[Instructions for the task]:
Look below for lines that hold the string "JSON" and copy each one.

== Excerpted records

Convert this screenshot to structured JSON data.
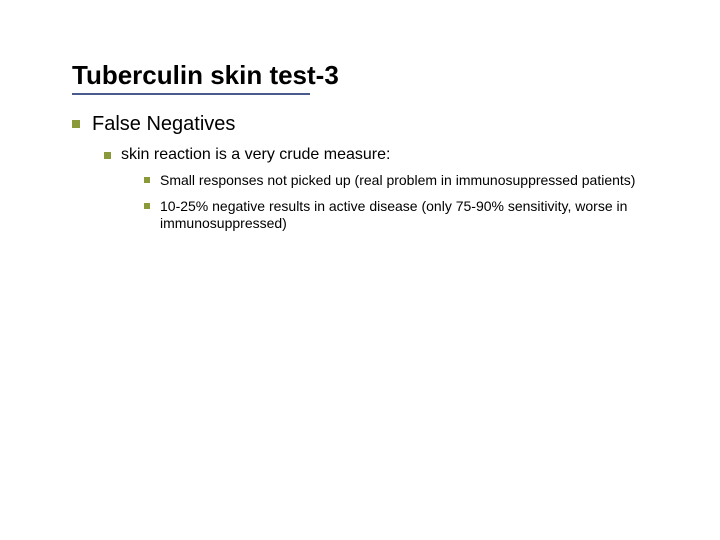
{
  "colors": {
    "background": "#ffffff",
    "text": "#000000",
    "bullet": "#8a9a3a",
    "underline": "#4a5a8a"
  },
  "typography": {
    "title_fontsize": 26,
    "title_weight": "bold",
    "lvl1_fontsize": 20,
    "lvl2_fontsize": 16,
    "lvl3_fontsize": 14,
    "font_family": "Tahoma, Verdana, sans-serif"
  },
  "layout": {
    "slide_width": 720,
    "slide_height": 540,
    "underline_width": 238,
    "bullet_shape": "square"
  },
  "title": "Tuberculin skin test-3",
  "bullets": {
    "lvl1": [
      {
        "text": "False Negatives",
        "children": [
          {
            "text": "skin reaction is a very crude measure:",
            "children": [
              {
                "text": "Small responses not picked up (real problem in immunosuppressed patients)"
              },
              {
                "text": "10-25% negative results in active disease (only 75-90% sensitivity, worse in immunosuppressed)"
              }
            ]
          }
        ]
      }
    ]
  }
}
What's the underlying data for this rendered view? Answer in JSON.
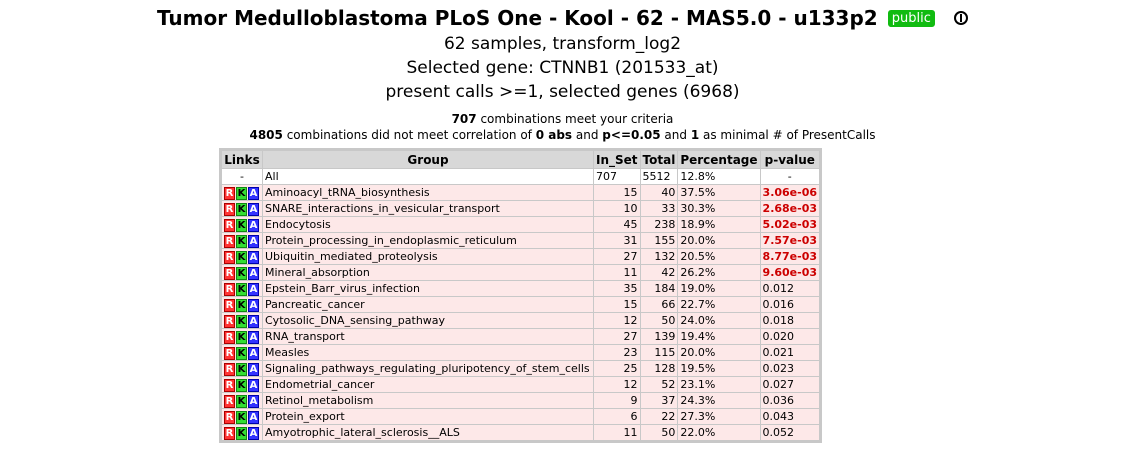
{
  "header": {
    "title": "Tumor Medulloblastoma PLoS One - Kool - 62 - MAS5.0 - u133p2",
    "badge": "public",
    "samples_line": "62 samples, transform_log2",
    "gene_line": "Selected gene: CTNNB1 (201533_at)",
    "calls_line": "present calls >=1, selected genes (6968)"
  },
  "stats": {
    "meet_count": "707",
    "meet_text": " combinations meet your criteria",
    "fail_count": "4805",
    "fail_text1": " combinations did not meet correlation of ",
    "corr": "0 abs",
    "and_text": " and ",
    "pval": "p<=0.05",
    "and_text2": " and ",
    "min_calls": "1",
    "fail_text2": " as minimal # of PresentCalls"
  },
  "table": {
    "headers": {
      "links": "Links",
      "group": "Group",
      "in_set": "In_Set",
      "total": "Total",
      "percentage": "Percentage",
      "pvalue": "p-value"
    },
    "link_labels": {
      "r": "R",
      "k": "K",
      "a": "A"
    },
    "all_row": {
      "links": "-",
      "group": "All",
      "in_set": "707",
      "total": "5512",
      "percentage": "12.8%",
      "pvalue": "-"
    },
    "rows": [
      {
        "group": "Aminoacyl_tRNA_biosynthesis",
        "in_set": "15",
        "total": "40",
        "percentage": "37.5%",
        "pvalue": "3.06e-06",
        "significant": true
      },
      {
        "group": "SNARE_interactions_in_vesicular_transport",
        "in_set": "10",
        "total": "33",
        "percentage": "30.3%",
        "pvalue": "2.68e-03",
        "significant": true
      },
      {
        "group": "Endocytosis",
        "in_set": "45",
        "total": "238",
        "percentage": "18.9%",
        "pvalue": "5.02e-03",
        "significant": true
      },
      {
        "group": "Protein_processing_in_endoplasmic_reticulum",
        "in_set": "31",
        "total": "155",
        "percentage": "20.0%",
        "pvalue": "7.57e-03",
        "significant": true
      },
      {
        "group": "Ubiquitin_mediated_proteolysis",
        "in_set": "27",
        "total": "132",
        "percentage": "20.5%",
        "pvalue": "8.77e-03",
        "significant": true
      },
      {
        "group": "Mineral_absorption",
        "in_set": "11",
        "total": "42",
        "percentage": "26.2%",
        "pvalue": "9.60e-03",
        "significant": true
      },
      {
        "group": "Epstein_Barr_virus_infection",
        "in_set": "35",
        "total": "184",
        "percentage": "19.0%",
        "pvalue": "0.012",
        "significant": false
      },
      {
        "group": "Pancreatic_cancer",
        "in_set": "15",
        "total": "66",
        "percentage": "22.7%",
        "pvalue": "0.016",
        "significant": false
      },
      {
        "group": "Cytosolic_DNA_sensing_pathway",
        "in_set": "12",
        "total": "50",
        "percentage": "24.0%",
        "pvalue": "0.018",
        "significant": false
      },
      {
        "group": "RNA_transport",
        "in_set": "27",
        "total": "139",
        "percentage": "19.4%",
        "pvalue": "0.020",
        "significant": false
      },
      {
        "group": "Measles",
        "in_set": "23",
        "total": "115",
        "percentage": "20.0%",
        "pvalue": "0.021",
        "significant": false
      },
      {
        "group": "Signaling_pathways_regulating_pluripotency_of_stem_cells",
        "in_set": "25",
        "total": "128",
        "percentage": "19.5%",
        "pvalue": "0.023",
        "significant": false
      },
      {
        "group": "Endometrial_cancer",
        "in_set": "12",
        "total": "52",
        "percentage": "23.1%",
        "pvalue": "0.027",
        "significant": false
      },
      {
        "group": "Retinol_metabolism",
        "in_set": "9",
        "total": "37",
        "percentage": "24.3%",
        "pvalue": "0.036",
        "significant": false
      },
      {
        "group": "Protein_export",
        "in_set": "6",
        "total": "22",
        "percentage": "27.3%",
        "pvalue": "0.043",
        "significant": false
      },
      {
        "group": "Amyotrophic_lateral_sclerosis__ALS",
        "in_set": "11",
        "total": "50",
        "percentage": "22.0%",
        "pvalue": "0.052",
        "significant": false
      }
    ]
  },
  "colors": {
    "badge_bg": "#11bb11",
    "row_bg": "#fde8e8",
    "header_bg": "#d8d8d8",
    "significant": "#cc0000"
  }
}
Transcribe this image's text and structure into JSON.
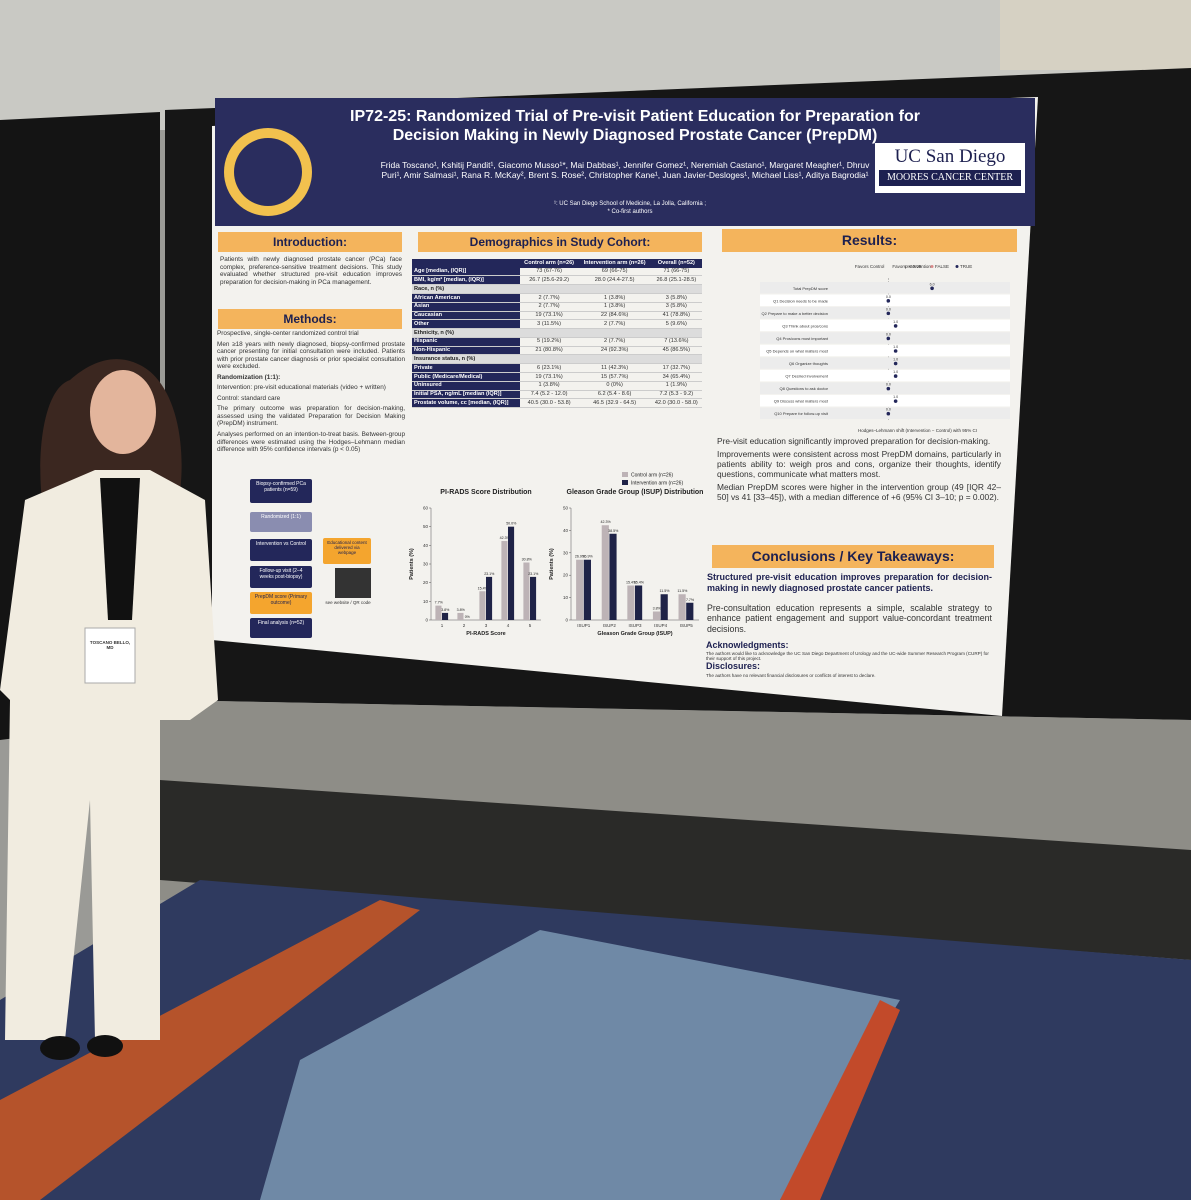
{
  "poster": {
    "title": "IP72-25: Randomized Trial of Pre-visit Patient Education for Preparation for Decision Making in Newly Diagnosed Prostate Cancer (PrepDM)",
    "authors": "Frida Toscano¹, Kshitij Pandit¹, Giacomo Musso¹*, Mai Dabbas¹, Jennifer Gomez¹, Neremiah Castano¹, Margaret Meagher¹, Dhruv Puri¹, Amir Salmasi¹, Rana R. McKay², Brent S. Rose², Christopher Kane¹, Juan Javier-Desloges¹, Michael Liss¹, Aditya Bagrodia¹",
    "affiliation": "¹: UC San Diego School of Medicine, La Jolla, California ;",
    "co_first": "* Co-first authors",
    "logo": {
      "name": "UC San Diego",
      "unit": "MOORES CANCER CENTER"
    },
    "introduction": {
      "heading": "Introduction:",
      "text": "Patients with newly diagnosed prostate cancer (PCa) face complex, preference-sensitive treatment decisions. This study evaluated whether structured pre-visit education improves preparation for decision-making in PCa management."
    },
    "methods": {
      "heading": "Methods:",
      "design": "Prospective, single-center randomized control trial",
      "eligibility": "Men ≥18 years with newly diagnosed, biopsy-confirmed prostate cancer presenting for initial consultation were included. Patients with prior prostate cancer diagnosis or prior specialist consultation were excluded.",
      "randomization": "Randomization (1:1):",
      "arms": [
        "Intervention: pre-visit educational materials (video + written)",
        "Control: standard care"
      ],
      "outcome": "The primary outcome was preparation for decision-making, assessed using the validated Preparation for Decision Making (PrepDM) instrument.",
      "analysis": "Analyses performed on an intention-to-treat basis. Between-group differences were estimated using the Hodges–Lehmann median difference with 95% confidence intervals (p < 0.05)"
    },
    "flow": {
      "steps": [
        "Biopsy-confirmed PCa patients (n=59)",
        "Randomized (1:1)",
        "Intervention vs Control",
        "Follow-up visit (2–4 weeks post-biopsy)",
        "PrepDM score (Primary outcome)",
        "Final analysis (n=52)"
      ],
      "qr_caption": "Educational content delivered via webpage",
      "qr_link": "see website / QR code"
    },
    "demographics": {
      "heading": "Demographics in Study Cohort:",
      "columns": [
        "Control arm (n=26)",
        "Intervention arm (n=26)",
        "Overall (n=52)"
      ],
      "rows": [
        [
          "Age [median, (IQR)]",
          "73 (67-76)",
          "69 (66-75)",
          "71 (66-75)"
        ],
        [
          "BMI, kg/m² [median, (IQR)]",
          "26.7 (25.6-29.2)",
          "28.0 (24.4-27.5)",
          "26.8 (25.1-28.5)"
        ],
        [
          "Race, n (%)"
        ],
        [
          "African American",
          "2 (7.7%)",
          "1 (3.8%)",
          "3 (5.8%)"
        ],
        [
          "Asian",
          "2 (7.7%)",
          "1 (3.8%)",
          "3 (5.8%)"
        ],
        [
          "Caucasian",
          "19 (73.1%)",
          "22 (84.6%)",
          "41 (78.8%)"
        ],
        [
          "Other",
          "3 (11.5%)",
          "2 (7.7%)",
          "5 (9.6%)"
        ],
        [
          "Ethnicity, n (%)"
        ],
        [
          "Hispanic",
          "5 (19.2%)",
          "2 (7.7%)",
          "7 (13.6%)"
        ],
        [
          "Non-Hispanic",
          "21 (80.8%)",
          "24 (92.3%)",
          "45 (86.5%)"
        ],
        [
          "Insurance status, n (%)"
        ],
        [
          "Private",
          "6 (23.1%)",
          "11 (42.3%)",
          "17 (32.7%)"
        ],
        [
          "Public (Medicare/Medical)",
          "19 (73.1%)",
          "15 (57.7%)",
          "34 (65.4%)"
        ],
        [
          "Uninsured",
          "1 (3.8%)",
          "0 (0%)",
          "1 (1.9%)"
        ],
        [
          "Initial PSA, ng/mL [median (IQR)]",
          "7.4 (5.2 - 12.0)",
          "6.2 (5.4 - 8.6)",
          "7.2 (5.3 - 9.2)"
        ],
        [
          "Prostate volume, cc [median, (IQR)]",
          "40.5 (30.0 - 53.8)",
          "46.5 (32.9 - 64.5)",
          "42.0 (30.0 - 58.0)"
        ]
      ]
    },
    "results": {
      "heading": "Results:",
      "text": [
        "Pre-visit education significantly improved preparation for decision-making.",
        "Improvements were consistent across most PrepDM domains, particularly in patients ability to: weigh pros and cons, organize their thoughts, identify questions, communicate what matters most.",
        "Median PrepDM scores were higher in the intervention group (49 [IQR 42–50] vs 41 [33–45]), with a median difference of +6 (95% CI 3–10; p = 0.002)."
      ]
    },
    "conclusions": {
      "heading": "Conclusions / Key Takeaways:",
      "main": "Structured pre-visit education improves preparation for decision-making in newly diagnosed prostate cancer patients.",
      "text": "Pre-consultation education represents a simple, scalable strategy to enhance patient engagement and support value-concordant treatment decisions."
    },
    "acknowledgments": {
      "heading": "Acknowledgments:",
      "text": "The authors would like to acknowledge the UC San Diego Department of Urology and the UC-wide Summer Research Program (CURP) for their support of this project."
    },
    "disclosures": {
      "heading": "Disclosures:",
      "text": "The authors have no relevant financial disclosures or conflicts of interest to declare."
    },
    "badge": "TOSCANO BELLO, MD"
  },
  "chart_data": [
    {
      "type": "bar",
      "title": "PI-RADS Score Distribution",
      "x_label": "PI-RADS Score",
      "y_label": "Patients (%)",
      "categories": [
        "1",
        "2",
        "3",
        "4",
        "5"
      ],
      "series": [
        {
          "name": "Control arm (n=26)",
          "color": "#bdb3b6",
          "values": [
            7.7,
            3.8,
            15.4,
            42.3,
            30.8
          ],
          "value_labels": [
            "7.7%",
            "3.8%",
            "15.4%",
            "42.3%",
            "30.8%"
          ]
        },
        {
          "name": "Intervention arm (n=26)",
          "color": "#1f2347",
          "values": [
            3.8,
            0,
            23.1,
            50.0,
            23.1
          ],
          "value_labels": [
            "3.8%",
            "0%",
            "23.1%",
            "50.0%",
            "23.1%"
          ]
        }
      ],
      "ylim": [
        0,
        60
      ],
      "yticks": [
        0,
        10,
        20,
        30,
        40,
        50,
        60
      ]
    },
    {
      "type": "bar",
      "title": "Gleason Grade Group (ISUP) Distribution",
      "x_label": "Gleason Grade Group (ISUP)",
      "y_label": "Patients (%)",
      "categories": [
        "ISUP1",
        "ISUP2",
        "ISUP3",
        "ISUP4",
        "ISUP5"
      ],
      "series": [
        {
          "color": "#bdb3b6",
          "values": [
            26.9,
            42.3,
            15.4,
            3.8,
            11.5
          ],
          "value_labels": [
            "26.9%",
            "42.3%",
            "15.4%",
            "3.8%",
            "11.5%"
          ]
        },
        {
          "color": "#1f2347",
          "values": [
            26.9,
            38.5,
            15.4,
            11.5,
            7.7
          ],
          "value_labels": [
            "26.9%",
            "38.5%",
            "15.4%",
            "11.5%",
            "7.7%"
          ]
        }
      ],
      "ylim": [
        0,
        50
      ],
      "yticks": [
        0,
        10,
        20,
        30,
        40,
        50
      ]
    },
    {
      "type": "forest",
      "left_label": "Favors Control",
      "right_label": "Favors Intervention",
      "legend_title": "p < 0.05",
      "legend": [
        "FALSE",
        "TRUE"
      ],
      "x_label": "Hodges–Lehmann shift (Intervention − Control) with 95% CI",
      "categories": [
        "Total PrepDM score",
        "Q1 Decision needs to be made",
        "Q2 Prepare to make a better decision",
        "Q3 Think about pros/cons",
        "Q4 Pros/cons most important",
        "Q5 Depends on what matters most",
        "Q6 Organize thoughts",
        "Q7 Desired involvement",
        "Q8 Questions to ask doctor",
        "Q9 Discuss what matters most",
        "Q10 Prepare for follow-up visit"
      ],
      "values": [
        6,
        0,
        0,
        1,
        0,
        1,
        1,
        1,
        0,
        1,
        0
      ],
      "value_labels": [
        "6.0",
        "0.0",
        "0.0",
        "1.0",
        "0.0",
        "1.0",
        "1.0",
        "1.0",
        "0.0",
        "1.0",
        "0.0"
      ],
      "color": "#23275a",
      "xlim": [
        -8,
        16
      ]
    }
  ]
}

====

[Response to the exercise]:
Convert this screenshot to structured JSON data.
What's the underlying data for this rendered view? Answer in JSON.
Transcribe this image's text and structure into JSON.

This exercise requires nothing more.